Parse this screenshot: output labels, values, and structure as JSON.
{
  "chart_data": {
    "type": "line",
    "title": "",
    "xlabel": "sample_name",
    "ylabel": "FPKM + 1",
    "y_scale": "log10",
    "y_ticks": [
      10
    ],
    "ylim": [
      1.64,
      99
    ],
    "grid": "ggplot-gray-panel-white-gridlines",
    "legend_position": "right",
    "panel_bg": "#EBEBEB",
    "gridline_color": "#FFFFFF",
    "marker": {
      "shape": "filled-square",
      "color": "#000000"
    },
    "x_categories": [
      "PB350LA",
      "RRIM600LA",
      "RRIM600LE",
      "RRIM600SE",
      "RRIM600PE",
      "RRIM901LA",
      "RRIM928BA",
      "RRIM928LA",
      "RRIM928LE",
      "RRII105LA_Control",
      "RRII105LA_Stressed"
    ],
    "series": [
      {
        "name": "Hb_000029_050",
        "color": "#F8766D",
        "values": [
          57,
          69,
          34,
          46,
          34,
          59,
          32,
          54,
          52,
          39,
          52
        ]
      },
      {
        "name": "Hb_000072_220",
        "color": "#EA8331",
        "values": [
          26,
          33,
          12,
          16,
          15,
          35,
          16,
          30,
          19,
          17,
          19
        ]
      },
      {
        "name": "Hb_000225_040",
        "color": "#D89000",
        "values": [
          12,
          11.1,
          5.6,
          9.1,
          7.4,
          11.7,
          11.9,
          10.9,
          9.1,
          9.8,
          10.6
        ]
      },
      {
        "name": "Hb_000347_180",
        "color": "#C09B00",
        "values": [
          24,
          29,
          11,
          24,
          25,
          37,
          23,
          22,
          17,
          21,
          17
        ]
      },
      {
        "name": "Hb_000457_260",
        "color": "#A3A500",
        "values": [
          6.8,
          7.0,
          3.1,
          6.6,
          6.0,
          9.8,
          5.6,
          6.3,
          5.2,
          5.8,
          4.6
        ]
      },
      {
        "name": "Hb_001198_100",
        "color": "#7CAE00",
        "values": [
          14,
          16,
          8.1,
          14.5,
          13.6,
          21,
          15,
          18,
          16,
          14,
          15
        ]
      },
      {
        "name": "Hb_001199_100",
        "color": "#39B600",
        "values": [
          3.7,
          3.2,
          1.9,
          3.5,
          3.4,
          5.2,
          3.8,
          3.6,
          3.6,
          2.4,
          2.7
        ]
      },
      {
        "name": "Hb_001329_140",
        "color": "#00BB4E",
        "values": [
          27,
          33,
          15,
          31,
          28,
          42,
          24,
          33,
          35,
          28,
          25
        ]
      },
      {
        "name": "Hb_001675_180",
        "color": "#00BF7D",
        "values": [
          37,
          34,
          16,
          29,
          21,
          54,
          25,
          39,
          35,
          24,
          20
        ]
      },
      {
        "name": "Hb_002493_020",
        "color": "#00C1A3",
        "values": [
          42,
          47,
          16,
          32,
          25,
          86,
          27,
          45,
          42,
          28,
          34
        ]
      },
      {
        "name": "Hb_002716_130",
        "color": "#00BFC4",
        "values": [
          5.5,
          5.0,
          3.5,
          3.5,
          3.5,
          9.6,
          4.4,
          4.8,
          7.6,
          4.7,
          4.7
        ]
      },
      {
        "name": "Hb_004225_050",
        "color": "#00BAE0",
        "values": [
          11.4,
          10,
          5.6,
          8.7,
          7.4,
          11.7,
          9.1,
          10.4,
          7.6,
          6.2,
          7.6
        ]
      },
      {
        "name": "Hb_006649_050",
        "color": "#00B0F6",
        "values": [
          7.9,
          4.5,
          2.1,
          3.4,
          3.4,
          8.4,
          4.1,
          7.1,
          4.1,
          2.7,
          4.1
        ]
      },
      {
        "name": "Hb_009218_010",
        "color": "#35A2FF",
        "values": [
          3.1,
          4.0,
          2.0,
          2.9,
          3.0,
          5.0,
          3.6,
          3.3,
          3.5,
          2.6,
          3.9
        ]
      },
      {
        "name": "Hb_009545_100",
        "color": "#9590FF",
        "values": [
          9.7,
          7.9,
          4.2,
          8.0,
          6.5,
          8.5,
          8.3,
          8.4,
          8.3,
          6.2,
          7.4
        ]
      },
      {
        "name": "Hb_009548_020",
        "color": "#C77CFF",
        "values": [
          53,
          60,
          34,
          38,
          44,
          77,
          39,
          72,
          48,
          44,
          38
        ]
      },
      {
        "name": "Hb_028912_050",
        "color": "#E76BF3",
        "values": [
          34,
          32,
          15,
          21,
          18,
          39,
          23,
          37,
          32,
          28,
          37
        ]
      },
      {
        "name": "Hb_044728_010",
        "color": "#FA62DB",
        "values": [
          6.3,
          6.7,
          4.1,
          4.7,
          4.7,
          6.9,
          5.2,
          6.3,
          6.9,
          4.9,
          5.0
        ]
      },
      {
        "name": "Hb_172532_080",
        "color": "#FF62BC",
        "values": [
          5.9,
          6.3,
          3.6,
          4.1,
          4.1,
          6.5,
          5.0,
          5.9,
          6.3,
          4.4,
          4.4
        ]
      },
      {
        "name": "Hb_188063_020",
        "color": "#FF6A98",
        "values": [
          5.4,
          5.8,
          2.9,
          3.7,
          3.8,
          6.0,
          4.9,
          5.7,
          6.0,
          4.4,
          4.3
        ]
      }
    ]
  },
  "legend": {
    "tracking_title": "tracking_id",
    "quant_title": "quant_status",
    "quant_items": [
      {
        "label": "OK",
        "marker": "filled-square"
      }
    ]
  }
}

################

# Objective
Write out every entry verbatim.

# Right answer
Parse this screenshot: output labels, values, and structure as JSON.
{
  "chart_data": {
    "type": "line",
    "title": "",
    "xlabel": "sample_name",
    "ylabel": "FPKM + 1",
    "y_scale": "log10",
    "y_ticks": [
      10
    ],
    "ylim": [
      1.64,
      99
    ],
    "grid": "ggplot-gray-panel-white-gridlines",
    "legend_position": "right",
    "panel_bg": "#EBEBEB",
    "gridline_color": "#FFFFFF",
    "marker": {
      "shape": "filled-square",
      "color": "#000000"
    },
    "x_categories": [
      "PB350LA",
      "RRIM600LA",
      "RRIM600LE",
      "RRIM600SE",
      "RRIM600PE",
      "RRIM901LA",
      "RRIM928BA",
      "RRIM928LA",
      "RRIM928LE",
      "RRII105LA_Control",
      "RRII105LA_Stressed"
    ],
    "series": [
      {
        "name": "Hb_000029_050",
        "color": "#F8766D",
        "values": [
          57,
          69,
          34,
          46,
          34,
          59,
          32,
          54,
          52,
          39,
          52
        ]
      },
      {
        "name": "Hb_000072_220",
        "color": "#EA8331",
        "values": [
          26,
          33,
          12,
          16,
          15,
          35,
          16,
          30,
          19,
          17,
          19
        ]
      },
      {
        "name": "Hb_000225_040",
        "color": "#D89000",
        "values": [
          12,
          11.1,
          5.6,
          9.1,
          7.4,
          11.7,
          11.9,
          10.9,
          9.1,
          9.8,
          10.6
        ]
      },
      {
        "name": "Hb_000347_180",
        "color": "#C09B00",
        "values": [
          24,
          29,
          11,
          24,
          25,
          37,
          23,
          22,
          17,
          21,
          17
        ]
      },
      {
        "name": "Hb_000457_260",
        "color": "#A3A500",
        "values": [
          6.8,
          7.0,
          3.1,
          6.6,
          6.0,
          9.8,
          5.6,
          6.3,
          5.2,
          5.8,
          4.6
        ]
      },
      {
        "name": "Hb_001198_100",
        "color": "#7CAE00",
        "values": [
          14,
          16,
          8.1,
          14.5,
          13.6,
          21,
          15,
          18,
          16,
          14,
          15
        ]
      },
      {
        "name": "Hb_001199_100",
        "color": "#39B600",
        "values": [
          3.7,
          3.2,
          1.9,
          3.5,
          3.4,
          5.2,
          3.8,
          3.6,
          3.6,
          2.4,
          2.7
        ]
      },
      {
        "name": "Hb_001329_140",
        "color": "#00BB4E",
        "values": [
          27,
          33,
          15,
          31,
          28,
          42,
          24,
          33,
          35,
          28,
          25
        ]
      },
      {
        "name": "Hb_001675_180",
        "color": "#00BF7D",
        "values": [
          37,
          34,
          16,
          29,
          21,
          54,
          25,
          39,
          35,
          24,
          20
        ]
      },
      {
        "name": "Hb_002493_020",
        "color": "#00C1A3",
        "values": [
          42,
          47,
          16,
          32,
          25,
          86,
          27,
          45,
          42,
          28,
          34
        ]
      },
      {
        "name": "Hb_002716_130",
        "color": "#00BFC4",
        "values": [
          5.5,
          5.0,
          3.5,
          3.5,
          3.5,
          9.6,
          4.4,
          4.8,
          7.6,
          4.7,
          4.7
        ]
      },
      {
        "name": "Hb_004225_050",
        "color": "#00BAE0",
        "values": [
          11.4,
          10,
          5.6,
          8.7,
          7.4,
          11.7,
          9.1,
          10.4,
          7.6,
          6.2,
          7.6
        ]
      },
      {
        "name": "Hb_006649_050",
        "color": "#00B0F6",
        "values": [
          7.9,
          4.5,
          2.1,
          3.4,
          3.4,
          8.4,
          4.1,
          7.1,
          4.1,
          2.7,
          4.1
        ]
      },
      {
        "name": "Hb_009218_010",
        "color": "#35A2FF",
        "values": [
          3.1,
          4.0,
          2.0,
          2.9,
          3.0,
          5.0,
          3.6,
          3.3,
          3.5,
          2.6,
          3.9
        ]
      },
      {
        "name": "Hb_009545_100",
        "color": "#9590FF",
        "values": [
          9.7,
          7.9,
          4.2,
          8.0,
          6.5,
          8.5,
          8.3,
          8.4,
          8.3,
          6.2,
          7.4
        ]
      },
      {
        "name": "Hb_009548_020",
        "color": "#C77CFF",
        "values": [
          53,
          60,
          34,
          38,
          44,
          77,
          39,
          72,
          48,
          44,
          38
        ]
      },
      {
        "name": "Hb_028912_050",
        "color": "#E76BF3",
        "values": [
          34,
          32,
          15,
          21,
          18,
          39,
          23,
          37,
          32,
          28,
          37
        ]
      },
      {
        "name": "Hb_044728_010",
        "color": "#FA62DB",
        "values": [
          6.3,
          6.7,
          4.1,
          4.7,
          4.7,
          6.9,
          5.2,
          6.3,
          6.9,
          4.9,
          5.0
        ]
      },
      {
        "name": "Hb_172532_080",
        "color": "#FF62BC",
        "values": [
          5.9,
          6.3,
          3.6,
          4.1,
          4.1,
          6.5,
          5.0,
          5.9,
          6.3,
          4.4,
          4.4
        ]
      },
      {
        "name": "Hb_188063_020",
        "color": "#FF6A98",
        "values": [
          5.4,
          5.8,
          2.9,
          3.7,
          3.8,
          6.0,
          4.9,
          5.7,
          6.0,
          4.4,
          4.3
        ]
      }
    ]
  },
  "legend": {
    "tracking_title": "tracking_id",
    "quant_title": "quant_status",
    "quant_items": [
      {
        "label": "OK",
        "marker": "filled-square"
      }
    ]
  }
}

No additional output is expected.